━━ SOURCE MATERIAL

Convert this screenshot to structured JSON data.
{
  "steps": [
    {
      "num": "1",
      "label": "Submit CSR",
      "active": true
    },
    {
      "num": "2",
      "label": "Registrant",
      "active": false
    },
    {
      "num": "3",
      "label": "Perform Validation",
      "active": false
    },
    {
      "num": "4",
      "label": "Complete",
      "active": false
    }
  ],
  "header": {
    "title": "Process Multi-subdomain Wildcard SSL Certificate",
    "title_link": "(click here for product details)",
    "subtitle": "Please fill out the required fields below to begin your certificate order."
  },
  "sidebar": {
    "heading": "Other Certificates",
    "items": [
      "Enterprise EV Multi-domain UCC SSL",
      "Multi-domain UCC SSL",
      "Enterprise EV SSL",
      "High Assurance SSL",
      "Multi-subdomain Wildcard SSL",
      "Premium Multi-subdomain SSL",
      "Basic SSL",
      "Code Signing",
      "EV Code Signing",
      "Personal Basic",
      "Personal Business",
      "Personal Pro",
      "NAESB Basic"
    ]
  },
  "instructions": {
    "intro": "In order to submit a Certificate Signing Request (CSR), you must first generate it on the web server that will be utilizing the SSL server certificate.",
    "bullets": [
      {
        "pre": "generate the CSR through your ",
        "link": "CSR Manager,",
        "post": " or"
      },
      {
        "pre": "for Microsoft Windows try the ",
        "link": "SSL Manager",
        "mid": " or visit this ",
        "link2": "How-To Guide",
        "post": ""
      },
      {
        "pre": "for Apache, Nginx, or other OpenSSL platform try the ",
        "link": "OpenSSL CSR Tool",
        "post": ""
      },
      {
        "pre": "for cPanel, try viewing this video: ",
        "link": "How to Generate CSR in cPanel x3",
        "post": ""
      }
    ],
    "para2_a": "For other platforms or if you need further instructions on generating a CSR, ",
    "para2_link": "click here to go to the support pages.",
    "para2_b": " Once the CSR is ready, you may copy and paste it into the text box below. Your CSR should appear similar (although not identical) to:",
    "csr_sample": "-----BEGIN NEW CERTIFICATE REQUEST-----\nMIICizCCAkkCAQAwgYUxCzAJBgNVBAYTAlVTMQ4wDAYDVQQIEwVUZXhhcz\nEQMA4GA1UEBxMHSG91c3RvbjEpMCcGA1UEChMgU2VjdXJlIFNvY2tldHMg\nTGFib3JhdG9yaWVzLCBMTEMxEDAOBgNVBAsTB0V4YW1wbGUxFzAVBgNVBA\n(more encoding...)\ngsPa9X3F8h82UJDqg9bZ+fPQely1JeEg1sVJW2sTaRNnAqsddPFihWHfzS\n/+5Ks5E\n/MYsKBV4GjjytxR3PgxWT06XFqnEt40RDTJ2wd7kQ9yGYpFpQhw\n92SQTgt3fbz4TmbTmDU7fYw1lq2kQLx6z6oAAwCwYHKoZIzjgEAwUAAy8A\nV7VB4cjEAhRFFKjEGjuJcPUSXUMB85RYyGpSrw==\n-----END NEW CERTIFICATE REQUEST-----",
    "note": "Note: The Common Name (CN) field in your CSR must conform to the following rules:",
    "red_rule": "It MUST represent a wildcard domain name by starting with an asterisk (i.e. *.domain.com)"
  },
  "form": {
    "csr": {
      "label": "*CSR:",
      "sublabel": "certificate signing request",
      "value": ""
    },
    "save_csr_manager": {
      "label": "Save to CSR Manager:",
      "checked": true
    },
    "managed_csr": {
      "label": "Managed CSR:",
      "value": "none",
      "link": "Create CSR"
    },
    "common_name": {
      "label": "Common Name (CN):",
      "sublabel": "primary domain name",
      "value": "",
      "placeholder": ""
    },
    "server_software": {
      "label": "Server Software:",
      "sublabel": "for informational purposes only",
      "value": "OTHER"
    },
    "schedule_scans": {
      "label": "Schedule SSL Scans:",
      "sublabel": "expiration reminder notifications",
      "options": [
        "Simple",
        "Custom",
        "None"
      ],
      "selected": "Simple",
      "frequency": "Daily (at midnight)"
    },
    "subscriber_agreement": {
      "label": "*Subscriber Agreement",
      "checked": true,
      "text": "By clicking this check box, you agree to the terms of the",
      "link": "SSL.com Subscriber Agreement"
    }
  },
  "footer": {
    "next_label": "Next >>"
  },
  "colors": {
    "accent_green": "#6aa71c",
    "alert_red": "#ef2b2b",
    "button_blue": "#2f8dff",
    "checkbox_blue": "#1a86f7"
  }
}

━━━━

**WHAT TO DO**
Your task is to output all of the data above word for word.

**SOLUTION FOR THIS TASK**
Convert this screenshot to structured JSON data.
{
  "steps": [
    {
      "num": "1",
      "label": "Submit CSR",
      "active": true
    },
    {
      "num": "2",
      "label": "Registrant",
      "active": false
    },
    {
      "num": "3",
      "label": "Perform Validation",
      "active": false
    },
    {
      "num": "4",
      "label": "Complete",
      "active": false
    }
  ],
  "header": {
    "title": "Process Multi-subdomain Wildcard SSL Certificate",
    "title_link": "(click here for product details)",
    "subtitle": "Please fill out the required fields below to begin your certificate order."
  },
  "sidebar": {
    "heading": "Other Certificates",
    "items": [
      "Enterprise EV Multi-domain UCC SSL",
      "Multi-domain UCC SSL",
      "Enterprise EV SSL",
      "High Assurance SSL",
      "Multi-subdomain Wildcard SSL",
      "Premium Multi-subdomain SSL",
      "Basic SSL",
      "Code Signing",
      "EV Code Signing",
      "Personal Basic",
      "Personal Business",
      "Personal Pro",
      "NAESB Basic"
    ]
  },
  "instructions": {
    "intro": "In order to submit a Certificate Signing Request (CSR), you must first generate it on the web server that will be utilizing the SSL server certificate.",
    "bullets": [
      {
        "pre": "generate the CSR through your ",
        "link": "CSR Manager,",
        "post": " or"
      },
      {
        "pre": "for Microsoft Windows try the ",
        "link": "SSL Manager",
        "mid": " or visit this ",
        "link2": "How-To Guide",
        "post": ""
      },
      {
        "pre": "for Apache, Nginx, or other OpenSSL platform try the ",
        "link": "OpenSSL CSR Tool",
        "post": ""
      },
      {
        "pre": "for cPanel, try viewing this video: ",
        "link": "How to Generate CSR in cPanel x3",
        "post": ""
      }
    ],
    "para2_a": "For other platforms or if you need further instructions on generating a CSR, ",
    "para2_link": "click here to go to the support pages.",
    "para2_b": " Once the CSR is ready, you may copy and paste it into the text box below. Your CSR should appear similar (although not identical) to:",
    "csr_sample": "-----BEGIN NEW CERTIFICATE REQUEST-----\nMIICizCCAkkCAQAwgYUxCzAJBgNVBAYTAlVTMQ4wDAYDVQQIEwVUZXhhcz\nEQMA4GA1UEBxMHSG91c3RvbjEpMCcGA1UEChMgU2VjdXJlIFNvY2tldHMg\nTGFib3JhdG9yaWVzLCBMTEMxEDAOBgNVBAsTB0V4YW1wbGUxFzAVBgNVBA\n(more encoding...)\ngsPa9X3F8h82UJDqg9bZ+fPQely1JeEg1sVJW2sTaRNnAqsddPFihWHfzS\n/+5Ks5E\n/MYsKBV4GjjytxR3PgxWT06XFqnEt40RDTJ2wd7kQ9yGYpFpQhw\n92SQTgt3fbz4TmbTmDU7fYw1lq2kQLx6z6oAAwCwYHKoZIzjgEAwUAAy8A\nV7VB4cjEAhRFFKjEGjuJcPUSXUMB85RYyGpSrw==\n-----END NEW CERTIFICATE REQUEST-----",
    "note": "Note: The Common Name (CN) field in your CSR must conform to the following rules:",
    "red_rule": "It MUST represent a wildcard domain name by starting with an asterisk (i.e. *.domain.com)"
  },
  "form": {
    "csr": {
      "label": "*CSR:",
      "sublabel": "certificate signing request",
      "value": ""
    },
    "save_csr_manager": {
      "label": "Save to CSR Manager:",
      "checked": true
    },
    "managed_csr": {
      "label": "Managed CSR:",
      "value": "none",
      "link": "Create CSR"
    },
    "common_name": {
      "label": "Common Name (CN):",
      "sublabel": "primary domain name",
      "value": "",
      "placeholder": ""
    },
    "server_software": {
      "label": "Server Software:",
      "sublabel": "for informational purposes only",
      "value": "OTHER"
    },
    "schedule_scans": {
      "label": "Schedule SSL Scans:",
      "sublabel": "expiration reminder notifications",
      "options": [
        "Simple",
        "Custom",
        "None"
      ],
      "selected": "Simple",
      "frequency": "Daily (at midnight)"
    },
    "subscriber_agreement": {
      "label": "*Subscriber Agreement",
      "checked": true,
      "text": "By clicking this check box, you agree to the terms of the",
      "link": "SSL.com Subscriber Agreement"
    }
  },
  "footer": {
    "next_label": "Next >>"
  },
  "colors": {
    "accent_green": "#6aa71c",
    "alert_red": "#ef2b2b",
    "button_blue": "#2f8dff",
    "checkbox_blue": "#1a86f7"
  }
}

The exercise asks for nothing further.